- **Task details**
Copy every line in the records below that contains the word "kind".
-------- Raw data --------
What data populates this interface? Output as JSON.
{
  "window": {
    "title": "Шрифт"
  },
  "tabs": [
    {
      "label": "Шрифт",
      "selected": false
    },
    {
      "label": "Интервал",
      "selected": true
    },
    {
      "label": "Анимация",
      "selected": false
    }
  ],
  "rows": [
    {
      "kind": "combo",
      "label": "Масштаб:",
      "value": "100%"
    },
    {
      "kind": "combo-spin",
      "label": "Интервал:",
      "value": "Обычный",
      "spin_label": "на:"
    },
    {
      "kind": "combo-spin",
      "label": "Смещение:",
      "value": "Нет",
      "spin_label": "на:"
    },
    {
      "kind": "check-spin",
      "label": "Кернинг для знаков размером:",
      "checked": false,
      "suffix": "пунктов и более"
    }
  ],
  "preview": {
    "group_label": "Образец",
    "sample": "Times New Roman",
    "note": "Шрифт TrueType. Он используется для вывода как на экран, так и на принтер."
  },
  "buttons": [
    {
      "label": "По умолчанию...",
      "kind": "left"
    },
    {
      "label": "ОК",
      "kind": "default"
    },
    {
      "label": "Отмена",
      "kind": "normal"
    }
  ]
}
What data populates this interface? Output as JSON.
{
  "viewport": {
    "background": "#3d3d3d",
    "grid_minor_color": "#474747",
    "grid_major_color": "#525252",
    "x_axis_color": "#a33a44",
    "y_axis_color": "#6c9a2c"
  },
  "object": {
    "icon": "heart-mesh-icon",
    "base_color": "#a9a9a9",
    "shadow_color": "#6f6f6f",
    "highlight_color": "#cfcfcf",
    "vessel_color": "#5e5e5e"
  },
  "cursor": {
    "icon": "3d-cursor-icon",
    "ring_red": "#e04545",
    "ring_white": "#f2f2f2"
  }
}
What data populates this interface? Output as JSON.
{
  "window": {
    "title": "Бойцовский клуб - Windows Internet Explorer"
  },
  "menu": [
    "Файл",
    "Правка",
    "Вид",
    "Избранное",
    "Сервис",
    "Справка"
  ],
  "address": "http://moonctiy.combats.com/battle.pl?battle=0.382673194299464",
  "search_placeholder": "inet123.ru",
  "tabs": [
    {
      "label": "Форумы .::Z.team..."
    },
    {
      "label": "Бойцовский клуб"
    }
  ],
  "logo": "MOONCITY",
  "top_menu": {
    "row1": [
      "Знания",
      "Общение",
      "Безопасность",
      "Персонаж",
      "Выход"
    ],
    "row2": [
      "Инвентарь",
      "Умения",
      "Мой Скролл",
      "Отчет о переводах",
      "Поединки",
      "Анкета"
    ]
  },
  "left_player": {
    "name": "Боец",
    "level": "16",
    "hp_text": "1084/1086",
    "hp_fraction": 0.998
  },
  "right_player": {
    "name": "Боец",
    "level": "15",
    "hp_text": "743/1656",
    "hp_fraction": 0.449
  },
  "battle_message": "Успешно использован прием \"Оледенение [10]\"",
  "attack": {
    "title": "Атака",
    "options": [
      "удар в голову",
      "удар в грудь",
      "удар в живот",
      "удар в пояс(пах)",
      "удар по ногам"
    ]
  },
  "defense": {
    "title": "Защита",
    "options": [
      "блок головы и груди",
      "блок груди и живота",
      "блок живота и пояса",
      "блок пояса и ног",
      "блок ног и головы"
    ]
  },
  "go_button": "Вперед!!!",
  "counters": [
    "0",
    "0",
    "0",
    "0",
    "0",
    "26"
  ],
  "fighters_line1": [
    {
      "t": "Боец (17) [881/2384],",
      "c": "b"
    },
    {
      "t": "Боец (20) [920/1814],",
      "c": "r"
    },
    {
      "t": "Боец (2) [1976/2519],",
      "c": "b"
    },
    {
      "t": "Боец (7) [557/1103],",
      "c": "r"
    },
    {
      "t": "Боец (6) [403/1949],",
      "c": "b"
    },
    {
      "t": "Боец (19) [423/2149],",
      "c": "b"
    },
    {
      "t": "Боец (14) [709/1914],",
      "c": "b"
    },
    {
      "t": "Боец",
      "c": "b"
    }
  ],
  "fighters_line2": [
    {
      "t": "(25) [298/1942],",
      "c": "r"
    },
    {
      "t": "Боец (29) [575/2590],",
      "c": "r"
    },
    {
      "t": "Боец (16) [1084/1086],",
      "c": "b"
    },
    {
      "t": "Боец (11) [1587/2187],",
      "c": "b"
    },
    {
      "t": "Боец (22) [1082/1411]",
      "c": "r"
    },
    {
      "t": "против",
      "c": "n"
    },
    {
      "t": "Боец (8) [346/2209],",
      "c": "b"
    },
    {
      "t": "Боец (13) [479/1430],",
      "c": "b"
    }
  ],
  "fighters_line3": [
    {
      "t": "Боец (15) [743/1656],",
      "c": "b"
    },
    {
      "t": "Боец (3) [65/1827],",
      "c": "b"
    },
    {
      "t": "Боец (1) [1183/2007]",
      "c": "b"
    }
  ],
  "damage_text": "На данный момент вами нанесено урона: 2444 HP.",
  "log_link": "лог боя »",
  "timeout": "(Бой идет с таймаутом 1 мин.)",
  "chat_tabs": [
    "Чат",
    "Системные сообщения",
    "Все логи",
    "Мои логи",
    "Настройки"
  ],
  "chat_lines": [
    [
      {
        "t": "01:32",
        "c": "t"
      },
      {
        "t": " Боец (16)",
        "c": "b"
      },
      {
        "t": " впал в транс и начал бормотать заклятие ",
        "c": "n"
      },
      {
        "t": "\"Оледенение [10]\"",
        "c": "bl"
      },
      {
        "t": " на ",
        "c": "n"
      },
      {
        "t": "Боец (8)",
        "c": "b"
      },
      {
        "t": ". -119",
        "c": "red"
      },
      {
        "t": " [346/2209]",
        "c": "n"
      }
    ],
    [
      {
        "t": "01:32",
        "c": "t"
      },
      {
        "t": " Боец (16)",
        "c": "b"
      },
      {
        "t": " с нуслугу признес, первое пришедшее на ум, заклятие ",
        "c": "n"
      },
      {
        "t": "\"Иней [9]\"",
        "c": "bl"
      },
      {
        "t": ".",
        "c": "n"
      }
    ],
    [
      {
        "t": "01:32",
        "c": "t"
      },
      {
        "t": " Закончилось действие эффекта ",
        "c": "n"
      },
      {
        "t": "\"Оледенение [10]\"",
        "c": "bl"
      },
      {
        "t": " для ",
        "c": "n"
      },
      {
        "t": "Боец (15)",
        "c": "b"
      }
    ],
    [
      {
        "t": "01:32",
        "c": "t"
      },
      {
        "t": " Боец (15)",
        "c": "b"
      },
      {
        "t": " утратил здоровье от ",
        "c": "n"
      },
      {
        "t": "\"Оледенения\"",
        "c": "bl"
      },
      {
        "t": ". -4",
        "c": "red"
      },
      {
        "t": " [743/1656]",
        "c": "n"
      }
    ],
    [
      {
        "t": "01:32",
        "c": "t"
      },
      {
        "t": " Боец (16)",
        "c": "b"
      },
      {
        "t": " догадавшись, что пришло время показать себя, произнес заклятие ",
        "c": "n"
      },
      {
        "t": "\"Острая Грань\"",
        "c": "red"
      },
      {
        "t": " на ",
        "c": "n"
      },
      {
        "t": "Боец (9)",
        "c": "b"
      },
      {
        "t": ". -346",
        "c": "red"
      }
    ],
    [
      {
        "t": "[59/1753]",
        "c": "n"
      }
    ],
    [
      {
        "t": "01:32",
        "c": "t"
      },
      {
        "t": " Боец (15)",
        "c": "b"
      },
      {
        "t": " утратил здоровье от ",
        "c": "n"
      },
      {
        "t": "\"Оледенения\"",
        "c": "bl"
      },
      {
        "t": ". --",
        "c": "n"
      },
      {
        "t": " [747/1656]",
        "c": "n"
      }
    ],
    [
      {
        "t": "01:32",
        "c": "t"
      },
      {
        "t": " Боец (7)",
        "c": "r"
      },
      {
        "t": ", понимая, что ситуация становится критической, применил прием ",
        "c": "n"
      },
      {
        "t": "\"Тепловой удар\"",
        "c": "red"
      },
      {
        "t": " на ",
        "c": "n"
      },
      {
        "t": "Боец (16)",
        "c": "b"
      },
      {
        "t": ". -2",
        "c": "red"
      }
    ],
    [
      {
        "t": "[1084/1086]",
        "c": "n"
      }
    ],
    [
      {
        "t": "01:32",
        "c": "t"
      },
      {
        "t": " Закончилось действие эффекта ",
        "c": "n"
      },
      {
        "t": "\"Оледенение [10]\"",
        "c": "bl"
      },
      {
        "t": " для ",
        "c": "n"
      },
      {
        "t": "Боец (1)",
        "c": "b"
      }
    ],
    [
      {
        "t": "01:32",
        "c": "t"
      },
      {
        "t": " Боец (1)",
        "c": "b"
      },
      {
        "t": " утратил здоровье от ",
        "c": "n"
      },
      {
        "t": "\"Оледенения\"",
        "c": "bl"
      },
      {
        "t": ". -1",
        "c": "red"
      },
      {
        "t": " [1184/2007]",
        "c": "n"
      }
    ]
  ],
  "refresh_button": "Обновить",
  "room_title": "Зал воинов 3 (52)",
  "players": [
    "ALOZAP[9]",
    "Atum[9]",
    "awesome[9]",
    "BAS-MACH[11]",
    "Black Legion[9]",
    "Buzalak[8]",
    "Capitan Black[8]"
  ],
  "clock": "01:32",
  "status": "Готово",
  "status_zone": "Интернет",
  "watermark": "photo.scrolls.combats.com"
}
--------
- **Worked solution**
      "kind": "combo",
      "kind": "combo-spin",
      "kind": "combo-spin",
      "kind": "check-spin",
      "kind": "left"
      "kind": "default"
      "kind": "normal"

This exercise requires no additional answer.